- SOURCE PASSAGE -
━━━

Of course those decisions have a cost, but the cost would have been far greater, for families and the economy, if we had failed to act. We could have followed previous Governments and watched from the sidelines; we could have listened to those who opposed all those measures last year. But if we had, I believe that we would still be in recession. I am also certain that the pain caused would have been worse and more widely felt.
Indeed, in the recession of the 1990s the rate of home repossessions was twice as high as now. That would have been the cost of abandoning families to their fate. Double the rate of business failures: that would have been the cost of failing to support business through this recession. And because of the policy decisions that we made, the Bank of England has been able to take decisive monetary policy action during the downturn. Interest rates have been held at record lows-below 1 per cent.-although they were at double figures for almost three years in the early 1990s. But more than anywhere else, we can see the impact of our choices in the state of the jobs market here. Unemployment has been rising in this country, as it has been around the world. Last week's figures, however, showed that UK unemployment had fallen, and is lower than unemployment in the euro area and unemployment in the United States. Even after the severity of this recession, the claimant count stands today at 1.6 million people. This compares with 3 million people in the recessions of the early 1980s and 1990s. Nor, because of a decade of welfare reform, has there been the massive increase in the numbers on inactivity benefits that we saw in the 1980s and 1990s.
I can tell the House that the claimant count today is still lower than the number we inherited in 1997. That has not happened by chance; it has happened because of the choices that we made. It is because of the tremendous efforts by business and work forces to keep people in jobs. It is also because, as the global storm hit our country, we responded with an additional £5 billion to help people find new work more quickly. We expanded the Jobcentre Plus network and offered support through the rapid response service at firms hit by redundancies.

━━━

- RECORD EXTRACTS -
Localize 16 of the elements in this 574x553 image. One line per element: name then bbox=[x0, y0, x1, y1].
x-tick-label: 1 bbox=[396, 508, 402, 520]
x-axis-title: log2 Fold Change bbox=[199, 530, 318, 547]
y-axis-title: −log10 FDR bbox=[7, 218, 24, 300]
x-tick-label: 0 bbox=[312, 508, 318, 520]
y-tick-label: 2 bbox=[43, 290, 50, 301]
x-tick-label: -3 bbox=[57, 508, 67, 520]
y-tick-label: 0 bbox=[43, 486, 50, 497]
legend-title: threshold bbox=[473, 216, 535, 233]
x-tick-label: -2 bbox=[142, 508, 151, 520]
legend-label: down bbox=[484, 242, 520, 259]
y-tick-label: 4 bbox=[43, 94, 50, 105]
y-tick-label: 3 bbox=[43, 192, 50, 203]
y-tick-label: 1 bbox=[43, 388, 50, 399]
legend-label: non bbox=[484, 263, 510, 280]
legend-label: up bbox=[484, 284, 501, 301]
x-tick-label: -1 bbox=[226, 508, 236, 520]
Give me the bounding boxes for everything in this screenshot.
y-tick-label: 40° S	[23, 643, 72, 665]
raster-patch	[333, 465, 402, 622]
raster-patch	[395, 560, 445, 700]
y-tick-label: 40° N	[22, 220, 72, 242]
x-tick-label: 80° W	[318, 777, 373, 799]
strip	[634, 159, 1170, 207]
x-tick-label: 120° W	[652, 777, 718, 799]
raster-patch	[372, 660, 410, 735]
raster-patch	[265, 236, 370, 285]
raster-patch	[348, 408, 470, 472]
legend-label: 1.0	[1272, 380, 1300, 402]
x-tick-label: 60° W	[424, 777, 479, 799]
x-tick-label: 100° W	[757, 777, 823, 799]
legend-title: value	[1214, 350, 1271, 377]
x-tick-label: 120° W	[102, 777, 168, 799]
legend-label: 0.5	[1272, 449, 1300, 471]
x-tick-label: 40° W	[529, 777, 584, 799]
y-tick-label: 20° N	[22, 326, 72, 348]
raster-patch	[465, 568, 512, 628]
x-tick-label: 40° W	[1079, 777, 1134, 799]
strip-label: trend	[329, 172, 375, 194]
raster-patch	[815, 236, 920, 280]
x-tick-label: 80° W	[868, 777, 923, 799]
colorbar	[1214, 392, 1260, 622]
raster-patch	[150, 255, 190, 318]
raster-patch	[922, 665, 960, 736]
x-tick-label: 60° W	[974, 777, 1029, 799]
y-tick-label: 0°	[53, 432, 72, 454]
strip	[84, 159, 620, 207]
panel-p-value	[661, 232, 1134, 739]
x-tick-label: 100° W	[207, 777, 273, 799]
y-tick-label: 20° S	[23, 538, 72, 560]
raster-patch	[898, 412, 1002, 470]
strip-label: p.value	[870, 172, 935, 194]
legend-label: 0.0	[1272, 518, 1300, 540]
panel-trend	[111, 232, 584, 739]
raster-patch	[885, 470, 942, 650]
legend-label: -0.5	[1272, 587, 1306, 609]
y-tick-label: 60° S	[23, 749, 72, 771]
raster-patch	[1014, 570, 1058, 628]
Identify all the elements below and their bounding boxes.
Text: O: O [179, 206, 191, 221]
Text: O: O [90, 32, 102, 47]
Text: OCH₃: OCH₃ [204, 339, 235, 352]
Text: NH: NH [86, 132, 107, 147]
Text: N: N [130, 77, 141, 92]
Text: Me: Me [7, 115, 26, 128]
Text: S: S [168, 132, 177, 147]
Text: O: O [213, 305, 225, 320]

━━━

Summarize the passage on the government's response to the recession in two sentences.

- RESULT -
The speaker argues that the government's decisions, though costly, kept the recession from being deeper and more painful. Home repossessions are at half the rate of the 1990s recession, interest rates have been held below 1 percent, and the claimant count of 1.6 million is below both the 3 million of earlier recessions and the 1997 level, which the speaker credits to government choices, business and workforce efforts, and an extra £5 billion for job support.